→ **The request**: Below are entries. Pull out all lines containing "type".
start Records for the task
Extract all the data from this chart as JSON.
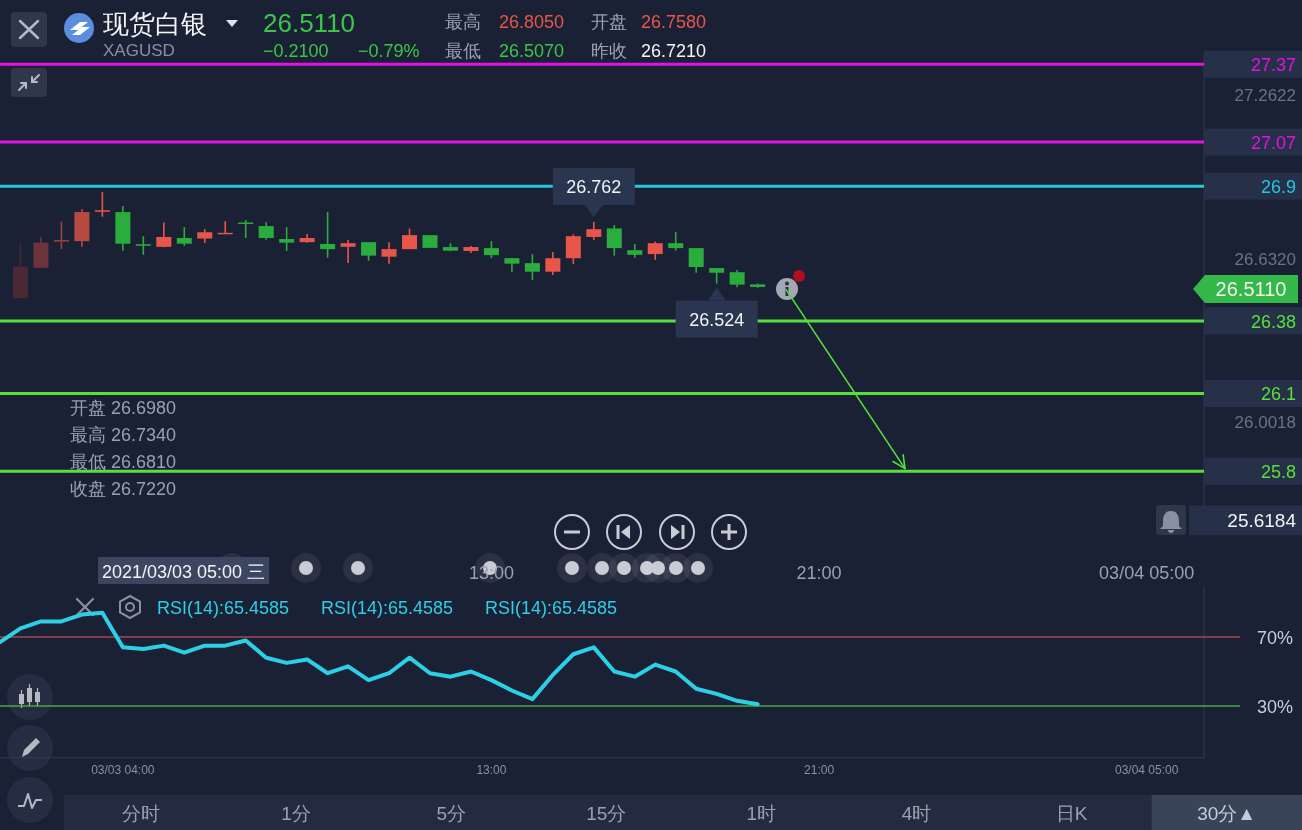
{
  "chart_data": [
    {
      "type": "other",
      "title": "现货白银",
      "subtitle": "XAGUSD",
      "annotations": [
        "26.5110",
        "−0.2100",
        "−0.79%",
        "最高",
        "26.8050",
        "开盘",
        "26.7580",
        "最低",
        "26.5070",
        "昨收",
        "26.7210"
      ]
    },
    {
      "type": "candlestick",
      "x": [
        1.5,
        2.0,
        2.5,
        3.0,
        3.5,
        4.0,
        4.5,
        5.0,
        5.5,
        6.0,
        6.5,
        7.0,
        7.5,
        8.0,
        8.5,
        9.0,
        9.5,
        10.0,
        10.5,
        11.0,
        11.5,
        12.0,
        12.5,
        13.0,
        13.5,
        14.0,
        14.5,
        15.0,
        15.5,
        16.0,
        16.5,
        17.0,
        17.5,
        18.0,
        18.5,
        19.0,
        19.5
      ],
      "ohlc": [
        [
          26.468,
          26.679,
          26.468,
          26.589
        ],
        [
          26.585,
          26.705,
          26.585,
          26.682
        ],
        [
          26.691,
          26.763,
          26.657,
          26.692
        ],
        [
          26.688,
          26.812,
          26.666,
          26.8
        ],
        [
          26.805,
          26.877,
          26.782,
          26.807
        ],
        [
          26.8,
          26.823,
          26.651,
          26.678
        ],
        [
          26.676,
          26.707,
          26.635,
          26.675
        ],
        [
          26.666,
          26.76,
          26.664,
          26.704
        ],
        [
          26.7,
          26.742,
          26.67,
          26.678
        ],
        [
          26.698,
          26.734,
          26.681,
          26.722
        ],
        [
          26.718,
          26.765,
          26.718,
          26.72
        ],
        [
          26.76,
          26.769,
          26.7,
          26.758
        ],
        [
          26.746,
          26.761,
          26.693,
          26.7
        ],
        [
          26.696,
          26.742,
          26.65,
          26.682
        ],
        [
          26.684,
          26.715,
          26.682,
          26.7
        ],
        [
          26.677,
          26.8,
          26.624,
          26.657
        ],
        [
          26.666,
          26.692,
          26.604,
          26.68
        ],
        [
          26.684,
          26.684,
          26.612,
          26.632
        ],
        [
          26.628,
          26.684,
          26.601,
          26.657
        ],
        [
          26.657,
          26.737,
          26.657,
          26.711
        ],
        [
          26.711,
          26.711,
          26.662,
          26.662
        ],
        [
          26.665,
          26.68,
          26.649,
          26.651
        ],
        [
          26.65,
          26.669,
          26.642,
          26.665
        ],
        [
          26.661,
          26.688,
          26.622,
          26.634
        ],
        [
          26.622,
          26.622,
          26.57,
          26.601
        ],
        [
          26.603,
          26.638,
          26.538,
          26.57
        ],
        [
          26.57,
          26.646,
          26.557,
          26.622
        ],
        [
          26.622,
          26.714,
          26.599,
          26.707
        ],
        [
          26.704,
          26.762,
          26.693,
          26.734
        ],
        [
          26.737,
          26.75,
          26.632,
          26.661
        ],
        [
          26.653,
          26.677,
          26.624,
          26.635
        ],
        [
          26.638,
          26.686,
          26.616,
          26.68
        ],
        [
          26.68,
          26.723,
          26.651,
          26.661
        ],
        [
          26.661,
          26.661,
          26.566,
          26.588
        ],
        [
          26.584,
          26.584,
          26.524,
          26.566
        ],
        [
          26.568,
          26.577,
          26.51,
          26.52
        ],
        [
          26.521,
          26.525,
          26.508,
          26.511
        ]
      ],
      "colors": [
        "#4a2934",
        "#6e333a",
        "#9a4240",
        "#b84a44",
        "#e8564a",
        "#2aad3c",
        "#2aad3c",
        "#e8564a",
        "#2aad3c",
        "#e8564a",
        "#e8564a",
        "#2aad3c",
        "#2aad3c",
        "#2aad3c",
        "#e8564a",
        "#2aad3c",
        "#e8564a",
        "#2aad3c",
        "#e8564a",
        "#e8564a",
        "#2aad3c",
        "#2aad3c",
        "#e8564a",
        "#2aad3c",
        "#2aad3c",
        "#2aad3c",
        "#e8564a",
        "#e8564a",
        "#e8564a",
        "#2aad3c",
        "#2aad3c",
        "#e8564a",
        "#2aad3c",
        "#2aad3c",
        "#2aad3c",
        "#2aad3c",
        "#2aad3c"
      ],
      "xlim": [
        1.0,
        30.4
      ],
      "ylim": [
        25.6184,
        27.41
      ],
      "xticks": [
        {
          "value": 13,
          "label": "13:00"
        },
        {
          "value": 21,
          "label": "21:00"
        },
        {
          "value": 29,
          "label": "03/04 05:00"
        }
      ],
      "yticks": [
        27.2622,
        {
          "value": 26.632,
          "label": "26.6320"
        },
        26.0018,
        25.6184
      ],
      "ref_lines": [
        {
          "axis": "y",
          "value": 27.37,
          "label": "27.37",
          "color": "#e312e3"
        },
        {
          "axis": "y",
          "value": 27.07,
          "label": "27.07",
          "color": "#e312e3"
        },
        {
          "axis": "y",
          "value": 26.9,
          "label": "26.9",
          "color": "#22c8dc"
        },
        {
          "axis": "y",
          "value": 26.38,
          "label": "26.38",
          "color": "#58e03a"
        },
        {
          "axis": "y",
          "value": 26.1,
          "label": "26.1",
          "color": "#58e03a"
        },
        {
          "axis": "y",
          "value": 25.8,
          "label": "25.8",
          "color": "#58e03a"
        }
      ],
      "series": [
        {
          "type": "line",
          "x": [
            20.2,
            23.1
          ],
          "values": [
            26.5,
            25.81
          ],
          "color": "#4fe03c"
        }
      ],
      "annotations": [
        {
          "text": "26.762",
          "x": 15.5,
          "y": 26.762
        },
        {
          "text": "26.524",
          "x": 18.5,
          "y": 26.524
        },
        "26.5110",
        "开盘 26.6980",
        "最高 26.7340",
        "最低 26.6810",
        "收盘 26.7220",
        "2021/03/03 05:00 三"
      ]
    },
    {
      "type": "line",
      "series": [
        {
          "color": "#2ccfe6",
          "x": [
            1.0,
            1.5,
            2.0,
            2.5,
            3.0,
            3.5,
            4.0,
            4.5,
            5.0,
            5.5,
            6.0,
            6.5,
            7.0,
            7.5,
            8.0,
            8.5,
            9.0,
            9.5,
            10.0,
            10.5,
            11.0,
            11.5,
            12.0,
            12.5,
            13.0,
            13.5,
            14.0,
            14.5,
            15.0,
            15.5,
            16.0,
            16.5,
            17.0,
            17.5,
            18.0,
            18.5,
            19.0,
            19.5
          ],
          "values": [
            67,
            75,
            79,
            79,
            83,
            84,
            64,
            63,
            65,
            61,
            65,
            65,
            68,
            58,
            55,
            57,
            49,
            53,
            45,
            49,
            58,
            49,
            47,
            50,
            45,
            39,
            34,
            48,
            60,
            64,
            50,
            47,
            54,
            50,
            40,
            37,
            33,
            31
          ]
        }
      ],
      "xlim": [
        1.0,
        30.4
      ],
      "ylim": [
        0,
        100
      ],
      "xticks": [
        {
          "value": 4,
          "label": "03/03 04:00"
        },
        {
          "value": 13,
          "label": "13:00"
        },
        {
          "value": 21,
          "label": "21:00"
        },
        {
          "value": 29,
          "label": "03/04 05:00"
        }
      ],
      "yticks": [
        {
          "value": 70,
          "label": "70%"
        },
        {
          "value": 30,
          "label": "30%"
        }
      ],
      "ref_lines": [
        {
          "axis": "y",
          "value": 70,
          "color": "#a5464f"
        },
        {
          "axis": "y",
          "value": 30,
          "color": "#48a848"
        }
      ],
      "annotations": [
        "RSI(14):65.4585",
        "RSI(14):65.4585",
        "RSI(14):65.4585"
      ]
    },
    {
      "type": "other",
      "annotations": [
        "分时",
        "1分",
        "5分",
        "15分",
        "1时",
        "4时",
        "日K",
        "30分▲"
      ]
    }
  ]
}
end Records for the task
→ **Solution to this task**:
      "type": "other",
      "type": "candlestick",
          "type": "line",
      "type": "line",
      "type": "other",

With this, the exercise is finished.